=== Extract provided ===

■ ■ ■ ■

It should be borne in mind, however, that all of these and similar terms are to be associated with the appropriate physical quantities and are merely convenient labels applied to these quantities. Unless specifically stated otherwise, as apparent from the following discussions, it is appreciated that throughout the present invention, discussions utilizing terms such as “processing” or “computing” or “translating” or “calculating” or “determining” or “scrolling” or “displaying” or “recognizing” or the like, refer to the action and processes of a computer system, or similar electronic computing device, that manipulates and transforms data represented as physical (electronic) quantities within the computer system's registers and memories into other data similarly represented as physical quantities within the computer system memories or registers or other such information storage, transmission or display devices.

For clarity, the term “field” as used herein with reference to a field in a database is intended to have the conventionally accepted meaning in the database arts. The term “frame”, as used herein, is intended to embrace database fields as represented by data entry boxes in a Web page form or a Web clipping form.

While this invention is susceptible of embodiment in many different forms, there is shown in the drawings and will herein be described in detail, specific embodiments, with the understanding that the present disclosure is to be considered as an example of the principles of the invention and not intended to limit the invention to the specific embodiments shown and described. In the description below, like reference numerals are used to describe the same, similar or corresponding parts in the several views of the drawing.

FIG. 1 illustrates a system 50 that can be used in conjunction with the secure transaction system and method of the present invention. System 50 comprises a host computer system 56 which can either be a desktop unit as shown, or, alternatively, can be a laptop or notebook computer system 58. Optionally, one or more host computer systems can be used within system 50. Host computer systems 58 and 56 are shown connected to a communication bus 54, which in one embodiment can be a serial communication bus, but could be of any of a number of well known designs, e.g., a parallel bus, Ethernet Local Area Network (LAN), etc. Optionally, bus 54 can provide communication with the Internet 52 using a number of well known protocols.

Bus 54 is also coupled to a cradle 60 for receiving and initiating communication with a palmtop (“palm-sized”) portable computer system 100 of the present invention. Cradle 60 provides an electrical and mechanical communication interface between bus 54 (and anything coupled to bus 54) and the computer system 100 for two-way communications. Computer system 100 may contain a wireless infrared communication mechanism 64 for sending and receiving information to and from other devices.

FIG. 2A is a perspective illustration of the top face 100 a of one embodiment of the palmtop computer system of the present invention. The top face 100 a contains a display screen 105 surrounded by a bezel or cover. A removable stylus 80 is also shown. The display screen 105 is a touch screen able to register contact between the screen and the tip of the stylus 80. The stylus 80 can be of any material to make contact with the screen 105. The top face 100 a also contains one or more dedicated and/or programmable buttons 75 for selecting information and causing the computer system to implement functions. The on/off button 95 is also shown.

■ ■ ■ ■

=== Available data ===

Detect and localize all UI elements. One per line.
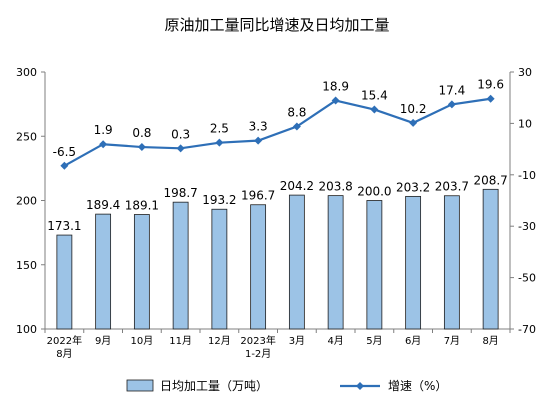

■ ■ ■ ■

=== What you need to do ===
Continue the patent text on the palmtop computer system, starting right after its last sentence.

=== Output of the task ===
FIG. 2A also illustrates a handwriting recognition pad or “digitizer” containing two regions 106 a and 106 b. Region 106 a is for the drawing of alphabetic characters therein for automatic recognition and region 106 b is for the drawing of numeric characters therein for automatic recognition.

The stylus 80 is used for stroking a character within one of the regions 106 a and 106 b. The stroke information is then fed to an internal processor for automatic character recognition. Once characters are recognized, they are typically displayed on the screen 105 for verification and/or modification.

FIG. 2B illustrates the bottom side 100 b of one embodiment of the palmtop computer system of the present invention. An extendible antenna 85 is shown and also a battery storage compartment door 90 is shown. A communication interface 108 is also shown. In one embodiment of the present invention, the serial communication interface 108 is a serial communication port, but could also alternatively be of any of a number of well known communication standards and protocols, e.g., parallel, SCSI, Firewire (IEEE 1394), Ethernet, etc.

FIG. 3 is an exploded view of the palmtop computer system 100 in accordance with one implementation. System 100 contains a front cover 210 having an outline of region 106 and holes 75 a for receiving buttons 75 b. A flat panel display 105 (both liquid crystal display and touch screen) fits into front cover 210. Any of a number of display technologies can be used, e.g., LCD, FED, plasma, etc., for the flat panel display 105. A battery 215 provides electrical power. A contrast adjustment (potentiometer) 220 is also shown.

On/off button 95 is shown along with an infrared emitter and detector device 64. A flex circuit 230 is shown along with a PC board 225 containing electronics and logic (e.g., memory, communication bus, processor, etc.) for implementing computer system functionality. The digitizer pad is also included in PC board 225. A midframe 235 is shown along with stylus 80. Position adjustable antenna 85 is shown. Antenna 85 is connected to an RF transmitter/receiver device 240 (transceiver) which is provides communications with wireless data network.

A radio receiver/transmitter device 240 is also shown between the midframe and the rear cover 245 of FIG. 3. The receiver/transmitter device 240 is coupled to the antenna 85 and also coupled to communicate with the PC board 225. In one implementation, the Mobitex wireless communication system is used to provide two way communication between system 100 and other networked computers and/or the Internet via a proxy server.

FIG. 4 is a perspective illustration of one embodiment of the cradle 60 for receiving the palmtop computer system 100. Cradle 60 contains a mechanical and electrical interface 260 for interfacing with serial connection 108 (FIG. 2B) of computer system 100 when system 100 is slid into the cradle 60 in an upright position. Once inserted, button 270 can be pressed to initiate two way communication between system 100 and other computer systems coupled to serial communication 265.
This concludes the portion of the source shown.